— Begin The data —

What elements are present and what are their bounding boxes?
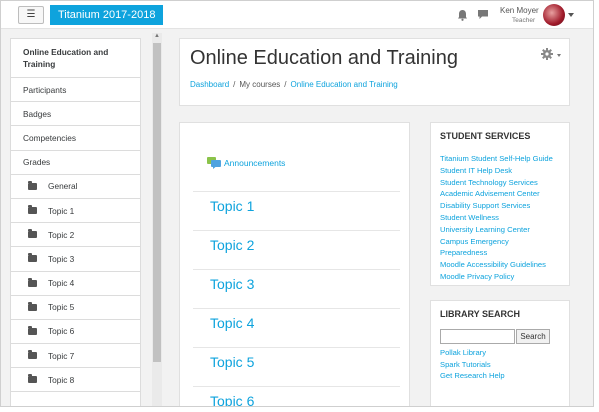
folder-icon [28,253,37,263]
drawer-section-label: Topic 2 [48,229,75,240]
student-services-links: Titanium Student Self-Help Guide Student… [440,153,553,283]
link-self-help-guide[interactable]: Titanium Student Self-Help Guide [440,153,553,165]
hamburger-icon[interactable]: ☰ [18,6,44,24]
section-divider [193,386,400,387]
topic-4-link[interactable]: Topic 4 [210,315,254,331]
drawer-section-topic-6[interactable]: Topic 6 [11,320,140,345]
link-student-wellness[interactable]: Student Wellness [440,212,553,224]
drawer-section-topic-3[interactable]: Topic 3 [11,247,140,272]
drawer-section-topic-4[interactable]: Topic 4 [11,272,140,296]
drawer-section-topic-2[interactable]: Topic 2 [11,223,140,248]
student-services-block: STUDENT SERVICES Titanium Student Self-H… [430,122,570,286]
scroll-up-arrow-icon[interactable]: ▲ [154,33,160,39]
nav-drawer: Online Education and Training Participan… [10,38,141,406]
folder-icon [28,325,37,335]
folder-icon [28,301,37,311]
section-divider [193,191,400,192]
topic-1-link[interactable]: Topic 1 [210,198,254,214]
drawer-item-competencies[interactable]: Competencies [11,126,140,151]
message-icon[interactable] [477,9,489,20]
chevron-down-icon[interactable] [568,13,574,17]
library-search-input[interactable] [440,329,515,344]
block-title: LIBRARY SEARCH [440,309,521,319]
breadcrumb-dashboard[interactable]: Dashboard [190,80,229,89]
breadcrumb-my-courses: My courses [239,80,281,89]
link-research-help[interactable]: Get Research Help [440,370,505,382]
chevron-down-icon[interactable] [557,54,561,57]
search-button[interactable]: Search [516,329,550,344]
link-it-help-desk[interactable]: Student IT Help Desk [440,165,553,177]
drawer-section-topic-8[interactable]: Topic 8 [11,368,140,393]
block-title: STUDENT SERVICES [440,131,531,141]
section-divider [193,308,400,309]
link-campus-emergency[interactable]: Campus Emergency [440,236,553,248]
drawer-section-label: Topic 5 [48,302,75,313]
folder-icon [28,374,37,384]
section-divider [193,230,400,231]
topic-5-link[interactable]: Topic 5 [210,354,254,370]
library-links: Pollak Library Spark Tutorials Get Resea… [440,347,505,382]
site-name-button[interactable]: Titanium 2017-2018 [50,5,164,25]
drawer-section-label: Topic 3 [48,253,75,264]
link-advisement-center[interactable]: Academic Advisement Center [440,188,553,200]
course-content: Announcements Topic 1 Topic 2 Topic 3 To… [179,122,410,406]
section-divider [193,269,400,270]
breadcrumb-separator: / [284,80,287,89]
forum-icon [207,157,221,169]
bell-icon[interactable] [457,9,468,21]
page-header: Online Education and Training Dashboard /… [179,38,570,106]
announcements-link[interactable]: Announcements [207,157,285,169]
drawer-section-topic-1[interactable]: Topic 1 [11,199,140,224]
library-search-block: LIBRARY SEARCH Search Pollak Library Spa… [430,300,570,406]
drawer-section-topic-5[interactable]: Topic 5 [11,296,140,320]
drawer-section-topic-7[interactable]: Topic 7 [11,344,140,369]
drawer-section-label: Topic 7 [48,350,75,361]
drawer-section-label: Topic 1 [48,205,75,216]
scrollbar-thumb[interactable] [153,43,161,362]
drawer-section-label: Topic 4 [48,278,75,289]
folder-icon [28,350,37,360]
drawer-item-badges[interactable]: Badges [11,102,140,127]
user-role: Teacher [512,17,536,24]
user-name[interactable]: Ken Moyer [500,6,539,15]
drawer-item-course[interactable]: Online Education and Training [11,39,140,78]
drawer-item-participants[interactable]: Participants [11,78,140,103]
announcements-label: Announcements [224,158,286,168]
link-privacy-policy[interactable]: Moodle Privacy Policy [440,271,553,283]
link-technology-services[interactable]: Student Technology Services [440,177,553,189]
topic-3-link[interactable]: Topic 3 [210,276,254,292]
folder-icon [28,205,37,215]
breadcrumb: Dashboard / My courses / Online Education an… [190,80,398,89]
drawer-section-general[interactable]: General [11,175,140,199]
browser-viewport: ☰ Titanium 2017-2018 Ken Moyer Teacher O… [0,0,594,407]
folder-icon [28,229,37,239]
link-accessibility-guidelines[interactable]: Moodle Accessibility Guidelines [440,259,553,271]
link-spark-tutorials[interactable]: Spark Tutorials [440,359,505,371]
library-search-form: Search [440,329,550,344]
breadcrumb-separator: / [233,80,236,89]
drawer-section-label: Topic 6 [48,326,75,337]
drawer-scrollbar[interactable]: ▲ [152,33,162,406]
folder-icon [28,277,37,287]
breadcrumb-course[interactable]: Online Education and Training [291,80,398,89]
section-divider [193,347,400,348]
topic-2-link[interactable]: Topic 2 [210,237,254,253]
drawer-section-label: General [48,181,78,192]
link-learning-center[interactable]: University Learning Center [440,224,553,236]
avatar[interactable] [543,4,565,26]
link-disability-support[interactable]: Disability Support Services [440,200,553,212]
topic-6-link[interactable]: Topic 6 [210,393,254,406]
page-title: Online Education and Training [190,47,458,69]
drawer-item-grades[interactable]: Grades [11,151,140,175]
folder-icon [28,180,37,190]
drawer-section-label: Topic 8 [48,374,75,385]
gear-icon[interactable] [541,48,553,60]
link-preparedness[interactable]: Preparedness [440,247,553,259]
top-navbar: ☰ Titanium 2017-2018 Ken Moyer Teacher [1,1,593,29]
link-pollak-library[interactable]: Pollak Library [440,347,505,359]
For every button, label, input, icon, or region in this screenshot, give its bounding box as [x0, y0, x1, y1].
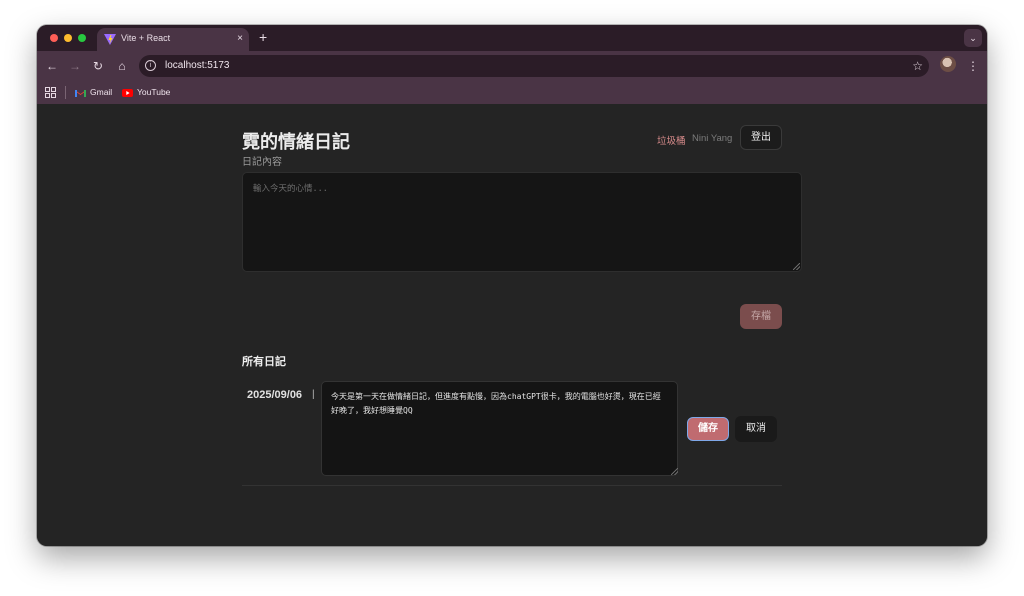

— End The data —

**Given problem**
Could you render every line of the material above as a Markdown table with the columns "Row" and "Material line"? Leave out blank lines and the pictures.

**Task answer**
| Row | Material line |
|---|---|
| 1 | What elements are present and what are their bounding boxes? |
| 2 | folder-icon [28,253,37,263] |
| 3 | drawer-section-label: Topic 2 [48,229,75,240] |
| 4 | student-services-links: Titanium Student Self-Help Guide Student… [440,153,553,283] |
| 5 | link-self-help-guide[interactable]: Titanium Student Self-Help Guide [440,153,553,165] |
| 6 | hamburger-icon[interactable]: ☰ [18,6,44,24] |
| 7 | section-divider [193,386,400,387] |
| 8 | topic-4-link[interactable]: Topic 4 [210,315,254,331] |
| 9 | drawer-section-topic-6[interactable]: Topic 6 [11,320,140,345] |
| 10 | link-student-wellness[interactable]: Student Wellness [440,212,553,224] |
| 11 | drawer-section-topic-3[interactable]: Topic 3 [11,247,140,272] |
| 12 | drawer-section-topic-4[interactable]: Topic 4 [11,272,140,296] |
| 13 | drawer-section-topic-2[interactable]: Topic 2 [11,223,140,248] |
| 14 | student-services-block: STUDENT SERVICES Titanium Student Self-H… [430,122,570,286] |
| 15 | scroll-up-arrow-icon[interactable]: ▲ [154,33,160,39] |
| 16 | nav-drawer: Online Education and Training Participan… [10,38,141,406] |
| 17 | folder-icon [28,325,37,335] |
| 18 | folder-icon [28,301,37,311] |
| 19 | section-divider [193,191,400,192] |
| 20 | topic-1-link[interactable]: Topic 1 [210,198,254,214] |
| 21 | drawer-item-competencies[interactable]: Competencies [11,126,140,151] |
| 22 | message-icon[interactable] [477,9,489,20] |
| 23 | chevron-down-icon[interactable] [568,13,574,17] |
| 24 | library-search-input[interactable] [440,329,515,344] |
| 25 | block-title: LIBRARY SEARCH [440,309,521,319] |
| 26 | breadcrumb-dashboard[interactable]: Dashboard [190,80,229,89] |
| 27 | breadcrumb-my-courses: My courses [239,80,281,89] |
| 28 | link-research-help[interactable]: Get Research Help [440,370,505,382] |
| 29 | chevron-down-icon[interactable] [557,54,561,57] |
| 30 | search-button[interactable]: Search [516,329,550,344] |
| 31 | link-it-help-desk[interactable]: Student IT Help Desk [440,165,553,177] |
| 32 | drawer-section-topic-8[interactable]: Topic 8 [11,368,140,393] |
| 33 | block-title: STUDENT SERVICES [440,131,531,141] |
| 34 | section-divider [193,308,400,309] |
| 35 | link-campus-emergency[interactable]: Campus Emergency [440,236,553,248] |
| 36 | drawer-section-label: Topic 5 [48,302,75,313] |
| 37 | folder-icon [28,374,37,384] |
| 38 | section-divider [193,230,400,231] |
| 39 | topic-5-link[interactable]: Topic 5 [210,354,254,370] |
| 40 | library-links: Pollak Library Spark Tutorials Get Resea… [440,347,505,382] |
| 41 | site-name-button[interactable]: Titanium 2017-2018 [50,5,164,25] |
| 42 | drawer-section-label: Topic 3 [48,253,75,264] |
| 43 | link-advisement-center[interactable]: Academic Advisement Center [440,188,553,200] |
| 44 | course-content: Announcements Topic 1 Topic 2 Topic 3 To… [179,122,410,406] |
| 45 | section-divider [193,269,400,270] |
| 46 | breadcrumb-separator: / [284,80,287,89] |
| 47 | forum-icon [207,157,221,169] |
| 48 | bell-icon[interactable] [457,9,468,21] |
| 49 | page-header: Online Education and Training Dashboard /… [179,38,570,106] |
| 50 | announcements-link[interactable]: Announcements [207,157,285,169] |
| 51 | drawer-section-topic-1[interactable]: Topic 1 [11,199,140,224] |
| 52 | library-search-block: LIBRARY SEARCH Search Pollak Library Spa… [430,300,570,406] |
| 53 | drawer-section-topic-5[interactable]: Topic 5 [11,296,140,320] |
| 54 | drawer-section-topic-7[interactable]: Topic 7 [11,344,140,369] |
| 55 | drawer-section-label: Topic 7 [48,350,75,361] |
| 56 | drawer-section-label: Topic 1 [48,205,75,216] |
| 57 | scrollbar-thumb[interactable] [153,43,161,362] |
| 58 | drawer-section-label: Topic 4 [48,278,75,289] |
| 59 | folder-icon [28,350,37,360] |
| 60 | drawer-item-badges[interactable]: Badges [11,102,140,127] |
| 61 | user-role: Teacher [512,17,536,24] |
| 62 | user-name[interactable]: Ken Moyer [500,6,539,15] |
| 63 | drawer-item-course[interactable]: Online Education and Training [11,39,140,78] |
| 64 | drawer-item-participants[interactable]: Participants [11,78,140,103] |
| 65 | announcements-label: Announcements [224,158,286,168] |
| 66 | link-privacy-policy[interactable]: Moodle Privacy Policy [440,271,553,283] |
| 67 | link-technology-services[interactable]: Student Technology Services [440,177,553,189] |
| 68 | topic-3-link[interactable]: Topic 3 [210,276,254,292] |
| 69 | folder-icon [28,205,37,215] |
| 70 | breadcrumb: Dashboard / My courses / Online Education an… [190,80,398,89] |
| 71 | drawer-section-general[interactable]: General [11,175,140,199] |
| 72 | browser-viewport: ☰ Titanium 2017-2018 Ken Moyer Teacher O… [0,0,594,407] |
| 73 | folder-icon [28,229,37,239] |
| 74 | link-accessibility-guidelines[interactable]: Moodle Accessibility Guidelines [440,259,553,271] |
| 75 | link-spark-tutorials[interactable]: Spark Tutorials [440,359,505,371] |
| 76 | library-search-form: Search [440,329,550,344] |
| 77 | breadcrumb-separator: / [233,80,236,89] |
| 78 | drawer-section-label: Topic 6 [48,326,75,337] |
| 79 | drawer-scrollbar[interactable]: ▲ [152,33,162,406] |
| 80 | folder-icon [28,277,37,287] |
| 81 | breadcrumb-course[interactable]: Online Education and Training [291,80,398,89] |
| 82 | section-divider [193,347,400,348] |
| 83 | topic-2-link[interactable]: Topic 2 [210,237,254,253] |
| 84 | drawer-section-label: General [48,181,78,192] |
| 85 | link-learning-center[interactable]: University Learning Center [440,224,553,236] |
| 86 | avatar[interactable] [543,4,565,26] |
| 87 | link-disability-support[interactable]: Disability Support Services [440,200,553,212] |
| 88 | topic-6-link[interactable]: Topic 6 [210,393,254,406] |
| 89 | page-title: Online Education and Training [190,47,458,69] |
| 90 | drawer-item-grades[interactable]: Grades [11,151,140,175] |
| 91 | folder-icon [28,180,37,190] |
| 92 | drawer-section-label: Topic 8 [48,374,75,385] |
| 93 | gear-icon[interactable] [541,48,553,60] |
| 94 | link-preparedness[interactable]: Preparedness [440,247,553,259] |
| 95 | top-navbar: ☰ Titanium 2017-2018 Ken Moyer Teacher [1,1,593,29] |
| 96 | link-pollak-library[interactable]: Pollak Library [440,347,505,359] |
| 97 | For every button, label, input, icon, or region in this screenshot, give its bounding box as [x0, y0, x1, y1]. |